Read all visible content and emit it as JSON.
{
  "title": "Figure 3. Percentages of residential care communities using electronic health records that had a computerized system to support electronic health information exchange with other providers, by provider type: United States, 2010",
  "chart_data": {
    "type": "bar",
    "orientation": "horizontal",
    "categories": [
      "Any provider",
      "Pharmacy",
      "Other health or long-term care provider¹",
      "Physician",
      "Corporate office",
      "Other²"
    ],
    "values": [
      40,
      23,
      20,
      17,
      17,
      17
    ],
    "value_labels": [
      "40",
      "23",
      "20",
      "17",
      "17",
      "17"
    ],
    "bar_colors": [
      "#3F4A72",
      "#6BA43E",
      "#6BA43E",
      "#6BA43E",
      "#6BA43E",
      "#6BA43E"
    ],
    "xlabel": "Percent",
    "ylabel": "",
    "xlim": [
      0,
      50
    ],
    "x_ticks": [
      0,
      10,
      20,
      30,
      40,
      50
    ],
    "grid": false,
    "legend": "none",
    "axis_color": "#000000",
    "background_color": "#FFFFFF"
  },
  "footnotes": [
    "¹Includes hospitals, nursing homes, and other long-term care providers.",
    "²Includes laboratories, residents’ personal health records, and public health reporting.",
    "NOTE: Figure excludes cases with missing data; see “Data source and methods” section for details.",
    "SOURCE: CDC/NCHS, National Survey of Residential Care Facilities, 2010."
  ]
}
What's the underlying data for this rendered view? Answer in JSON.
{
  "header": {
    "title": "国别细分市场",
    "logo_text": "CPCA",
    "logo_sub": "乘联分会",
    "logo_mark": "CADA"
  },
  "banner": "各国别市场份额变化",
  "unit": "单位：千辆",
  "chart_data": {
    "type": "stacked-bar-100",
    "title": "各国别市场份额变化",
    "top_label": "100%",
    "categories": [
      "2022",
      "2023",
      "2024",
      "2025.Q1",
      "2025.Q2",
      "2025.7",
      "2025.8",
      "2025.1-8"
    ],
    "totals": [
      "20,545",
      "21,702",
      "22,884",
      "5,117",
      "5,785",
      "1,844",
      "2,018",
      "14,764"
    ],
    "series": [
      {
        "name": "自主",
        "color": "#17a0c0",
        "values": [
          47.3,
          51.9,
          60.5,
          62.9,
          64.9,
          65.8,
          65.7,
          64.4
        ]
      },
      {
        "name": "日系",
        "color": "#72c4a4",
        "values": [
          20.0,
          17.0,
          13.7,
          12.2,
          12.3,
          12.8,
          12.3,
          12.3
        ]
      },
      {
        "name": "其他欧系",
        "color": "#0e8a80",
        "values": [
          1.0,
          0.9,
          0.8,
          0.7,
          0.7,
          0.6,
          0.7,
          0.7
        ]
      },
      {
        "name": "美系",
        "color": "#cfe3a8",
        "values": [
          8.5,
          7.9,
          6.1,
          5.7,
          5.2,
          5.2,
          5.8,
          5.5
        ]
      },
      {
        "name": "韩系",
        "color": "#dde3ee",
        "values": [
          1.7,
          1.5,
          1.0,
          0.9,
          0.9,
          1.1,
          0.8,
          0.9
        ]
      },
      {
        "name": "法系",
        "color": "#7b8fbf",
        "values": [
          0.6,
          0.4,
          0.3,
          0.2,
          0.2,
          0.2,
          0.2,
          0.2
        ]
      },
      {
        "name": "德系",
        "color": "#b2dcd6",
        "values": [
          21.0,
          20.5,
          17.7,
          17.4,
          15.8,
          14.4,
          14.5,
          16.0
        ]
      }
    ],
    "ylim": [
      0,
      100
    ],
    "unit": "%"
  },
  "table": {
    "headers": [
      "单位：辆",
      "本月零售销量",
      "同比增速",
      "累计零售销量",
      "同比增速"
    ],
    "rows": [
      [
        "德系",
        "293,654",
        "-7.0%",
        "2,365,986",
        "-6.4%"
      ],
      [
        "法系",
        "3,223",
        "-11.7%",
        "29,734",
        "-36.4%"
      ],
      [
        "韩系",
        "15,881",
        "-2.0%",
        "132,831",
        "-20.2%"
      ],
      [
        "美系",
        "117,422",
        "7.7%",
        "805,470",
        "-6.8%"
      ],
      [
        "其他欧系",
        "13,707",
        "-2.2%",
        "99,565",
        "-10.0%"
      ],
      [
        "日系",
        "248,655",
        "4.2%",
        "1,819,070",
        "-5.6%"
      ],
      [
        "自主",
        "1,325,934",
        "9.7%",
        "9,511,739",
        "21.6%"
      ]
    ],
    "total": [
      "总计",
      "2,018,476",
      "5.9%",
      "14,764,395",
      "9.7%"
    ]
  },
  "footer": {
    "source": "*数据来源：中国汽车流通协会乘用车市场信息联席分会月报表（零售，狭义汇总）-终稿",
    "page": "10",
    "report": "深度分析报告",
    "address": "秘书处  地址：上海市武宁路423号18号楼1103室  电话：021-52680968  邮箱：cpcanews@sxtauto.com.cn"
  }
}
....
■ EXERCISE OBJECTIVE
Go through the entries above and copy every line containing "name".

■ FINISHED TASK
        "name": "自主",
        "name": "日系",
        "name": "其他欧系",
        "name": "美系",
        "name": "韩系",
        "name": "法系",
        "name": "德系",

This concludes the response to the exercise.